TASK OBJECTIVE ▸
Without the images, write out the whole listing exactly.

Entries from a dataset
- - - -

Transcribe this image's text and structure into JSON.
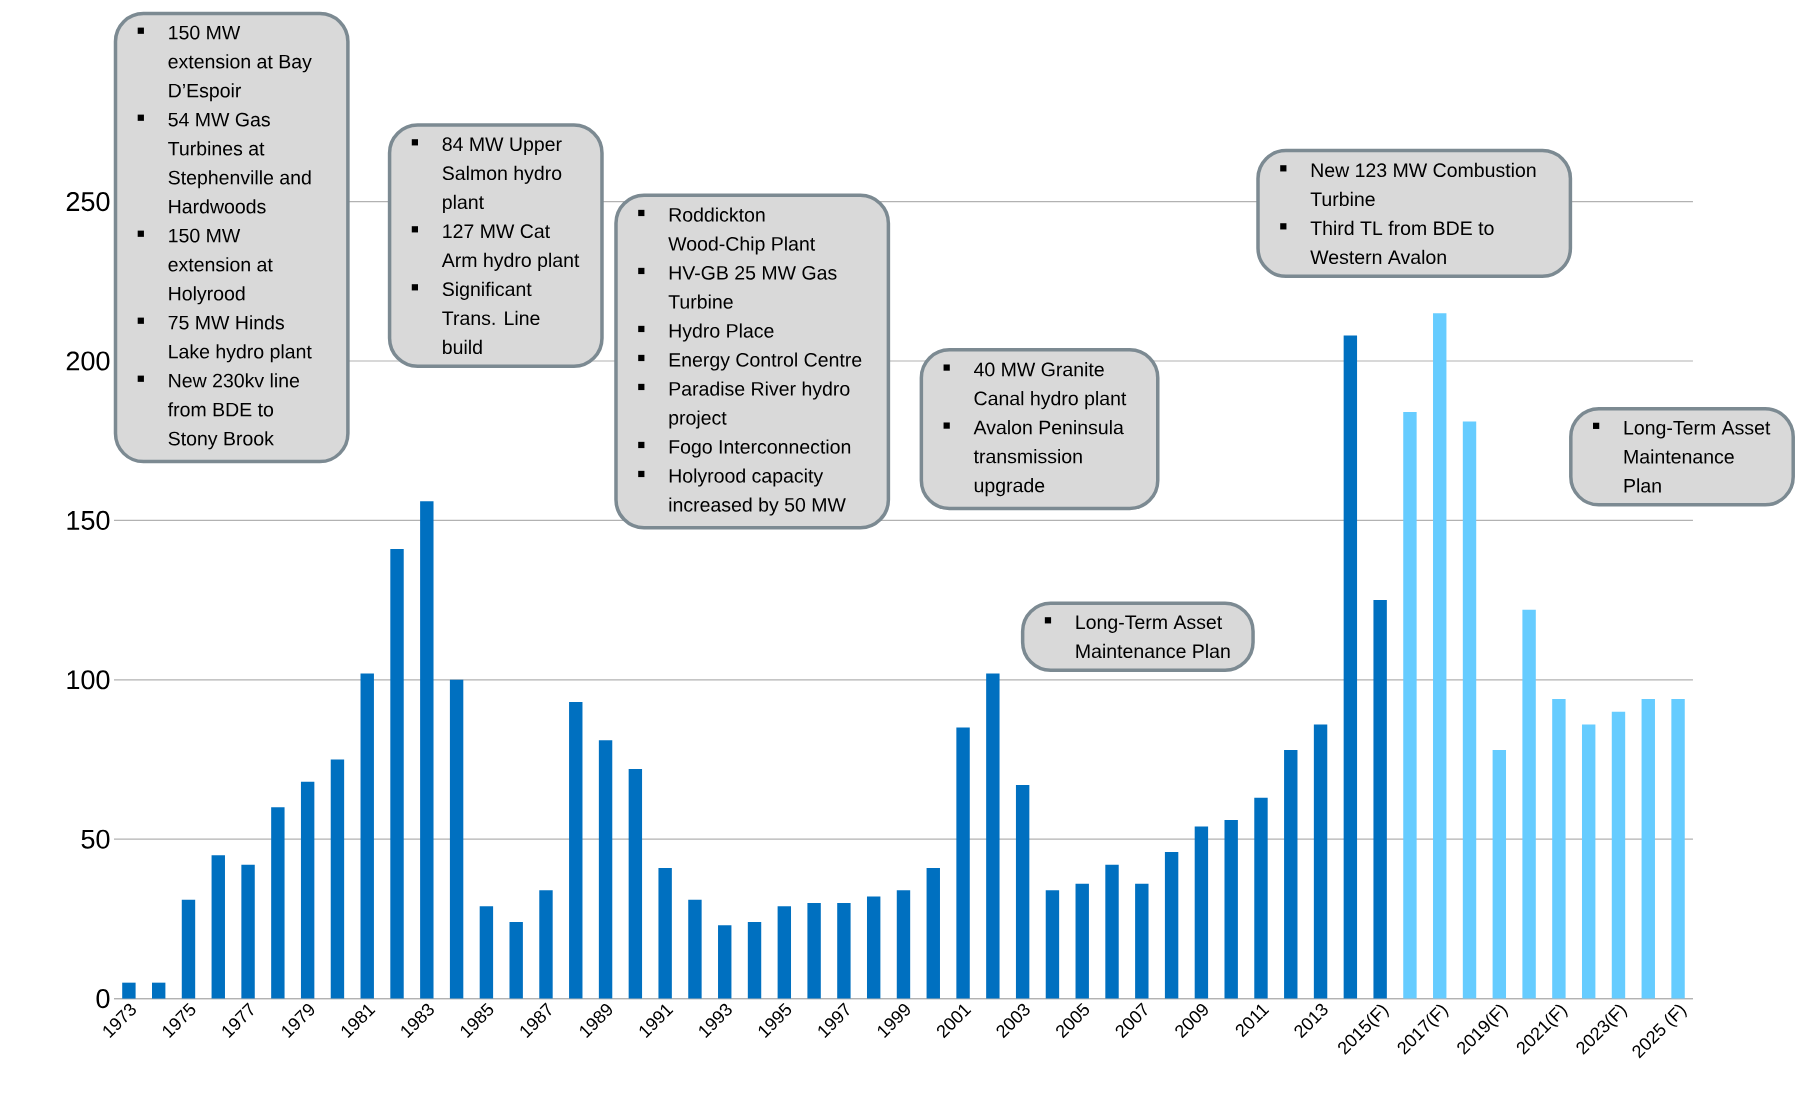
{
  "chart_data": {
    "type": "bar",
    "categories": [
      "1973",
      null,
      "1975",
      null,
      "1977",
      null,
      "1979",
      null,
      "1981",
      null,
      "1983",
      null,
      "1985",
      null,
      "1987",
      null,
      "1989",
      null,
      "1991",
      null,
      "1993",
      null,
      "1995",
      null,
      "1997",
      null,
      "1999",
      null,
      "2001",
      null,
      "2003",
      null,
      "2005",
      null,
      "2007",
      null,
      "2009",
      null,
      "2011",
      null,
      "2013",
      null,
      "2015(F)",
      null,
      "2017(F)",
      null,
      "2019(F)",
      null,
      "2021(F)",
      null,
      "2023(F)",
      null,
      "2025 (F)"
    ],
    "values": [
      5,
      5,
      31,
      45,
      42,
      60,
      68,
      75,
      102,
      141,
      156,
      100,
      29,
      24,
      34,
      93,
      81,
      72,
      41,
      31,
      23,
      24,
      29,
      30,
      30,
      32,
      34,
      41,
      85,
      102,
      67,
      34,
      36,
      42,
      36,
      46,
      54,
      56,
      63,
      78,
      86,
      208,
      125,
      184,
      215,
      181,
      78,
      122,
      94,
      86,
      90,
      94,
      94
    ],
    "colors": [
      "#0070c0",
      "#0070c0",
      "#0070c0",
      "#0070c0",
      "#0070c0",
      "#0070c0",
      "#0070c0",
      "#0070c0",
      "#0070c0",
      "#0070c0",
      "#0070c0",
      "#0070c0",
      "#0070c0",
      "#0070c0",
      "#0070c0",
      "#0070c0",
      "#0070c0",
      "#0070c0",
      "#0070c0",
      "#0070c0",
      "#0070c0",
      "#0070c0",
      "#0070c0",
      "#0070c0",
      "#0070c0",
      "#0070c0",
      "#0070c0",
      "#0070c0",
      "#0070c0",
      "#0070c0",
      "#0070c0",
      "#0070c0",
      "#0070c0",
      "#0070c0",
      "#0070c0",
      "#0070c0",
      "#0070c0",
      "#0070c0",
      "#0070c0",
      "#0070c0",
      "#0070c0",
      "#0070c0",
      "#0070c0",
      "#66ccff",
      "#66ccff",
      "#66ccff",
      "#66ccff",
      "#66ccff",
      "#66ccff",
      "#66ccff",
      "#66ccff",
      "#66ccff",
      "#66ccff"
    ],
    "ylim": [
      0,
      250
    ],
    "yticks": [
      0,
      50,
      100,
      150,
      200,
      250
    ],
    "grid": "y",
    "annotations": [
      "150 MW extension at Bay D’Espoir",
      "54 MW Gas Turbines at Stephenville and Hardwoods",
      "150 MW extension at Holyrood",
      "75 MW Hinds Lake hydro plant",
      "New 230kv line from BDE to Stony Brook",
      "84 MW Upper Salmon hydro plant",
      "127 MW Cat Arm hydro plant",
      "Significant Trans. Line build",
      "Roddickton Wood-Chip Plant",
      "HV-GB 25 MW Gas Turbine",
      "Hydro Place",
      "Energy Control Centre",
      "Paradise River hydro project",
      "Fogo Interconnection",
      "Holyrood capacity increased by 50 MW",
      "40 MW Granite Canal hydro plant",
      "Avalon Peninsula transmission upgrade",
      "Long-Term Asset Maintenance Plan",
      "New 123 MW Combustion Turbine",
      "Third TL from BDE to Western Avalon",
      "Long-Term Asset Maintenance Plan"
    ]
  }
}
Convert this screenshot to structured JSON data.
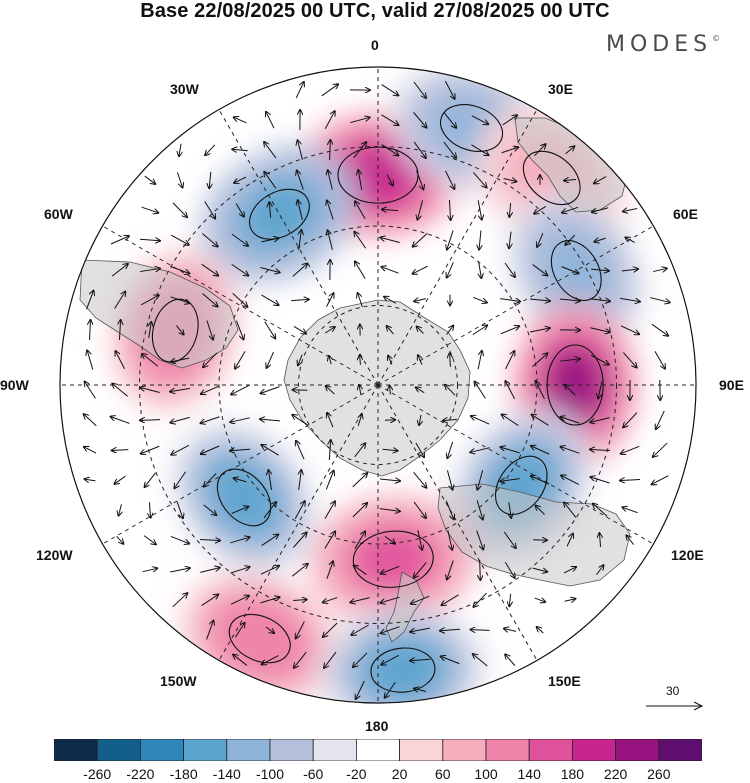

- - - -

IN RESPONSE ▸
Transcribe this image's text and structure into JSON.
{
  "chart_data": {
    "type": "bar",
    "categories": [
      "1973",
      null,
      "1975",
      null,
      "1977",
      null,
      "1979",
      null,
      "1981",
      null,
      "1983",
      null,
      "1985",
      null,
      "1987",
      null,
      "1989",
      null,
      "1991",
      null,
      "1993",
      null,
      "1995",
      null,
      "1997",
      null,
      "1999",
      null,
      "2001",
      null,
      "2003",
      null,
      "2005",
      null,
      "2007",
      null,
      "2009",
      null,
      "2011",
      null,
      "2013",
      null,
      "2015(F)",
      null,
      "2017(F)",
      null,
      "2019(F)",
      null,
      "2021(F)",
      null,
      "2023(F)",
      null,
      "2025 (F)"
    ],
    "values": [
      5,
      5,
      31,
      45,
      42,
      60,
      68,
      75,
      102,
      141,
      156,
      100,
      29,
      24,
      34,
      93,
      81,
      72,
      41,
      31,
      23,
      24,
      29,
      30,
      30,
      32,
      34,
      41,
      85,
      102,
      67,
      34,
      36,
      42,
      36,
      46,
      54,
      56,
      63,
      78,
      86,
      208,
      125,
      184,
      215,
      181,
      78,
      122,
      94,
      86,
      90,
      94,
      94
    ],
    "colors": [
      "#0070c0",
      "#0070c0",
      "#0070c0",
      "#0070c0",
      "#0070c0",
      "#0070c0",
      "#0070c0",
      "#0070c0",
      "#0070c0",
      "#0070c0",
      "#0070c0",
      "#0070c0",
      "#0070c0",
      "#0070c0",
      "#0070c0",
      "#0070c0",
      "#0070c0",
      "#0070c0",
      "#0070c0",
      "#0070c0",
      "#0070c0",
      "#0070c0",
      "#0070c0",
      "#0070c0",
      "#0070c0",
      "#0070c0",
      "#0070c0",
      "#0070c0",
      "#0070c0",
      "#0070c0",
      "#0070c0",
      "#0070c0",
      "#0070c0",
      "#0070c0",
      "#0070c0",
      "#0070c0",
      "#0070c0",
      "#0070c0",
      "#0070c0",
      "#0070c0",
      "#0070c0",
      "#0070c0",
      "#0070c0",
      "#66ccff",
      "#66ccff",
      "#66ccff",
      "#66ccff",
      "#66ccff",
      "#66ccff",
      "#66ccff",
      "#66ccff",
      "#66ccff",
      "#66ccff"
    ],
    "ylim": [
      0,
      250
    ],
    "yticks": [
      0,
      50,
      100,
      150,
      200,
      250
    ],
    "grid": "y",
    "annotations": [
      "150 MW extension at Bay D’Espoir",
      "54 MW Gas Turbines at Stephenville and Hardwoods",
      "150 MW extension at Holyrood",
      "75 MW Hinds Lake hydro plant",
      "New 230kv line from BDE to Stony Brook",
      "84 MW Upper Salmon hydro plant",
      "127 MW Cat Arm hydro plant",
      "Significant Trans. Line build",
      "Roddickton Wood-Chip Plant",
      "HV-GB 25 MW Gas Turbine",
      "Hydro Place",
      "Energy Control Centre",
      "Paradise River hydro project",
      "Fogo Interconnection",
      "Holyrood capacity increased by 50 MW",
      "40 MW Granite Canal hydro plant",
      "Avalon Peninsula transmission upgrade",
      "Long-Term Asset Maintenance Plan",
      "New 123 MW Combustion Turbine",
      "Third TL from BDE to Western Avalon",
      "Long-Term Asset Maintenance Plan"
    ]
  }
}
Convert this screenshot to structured JSON data.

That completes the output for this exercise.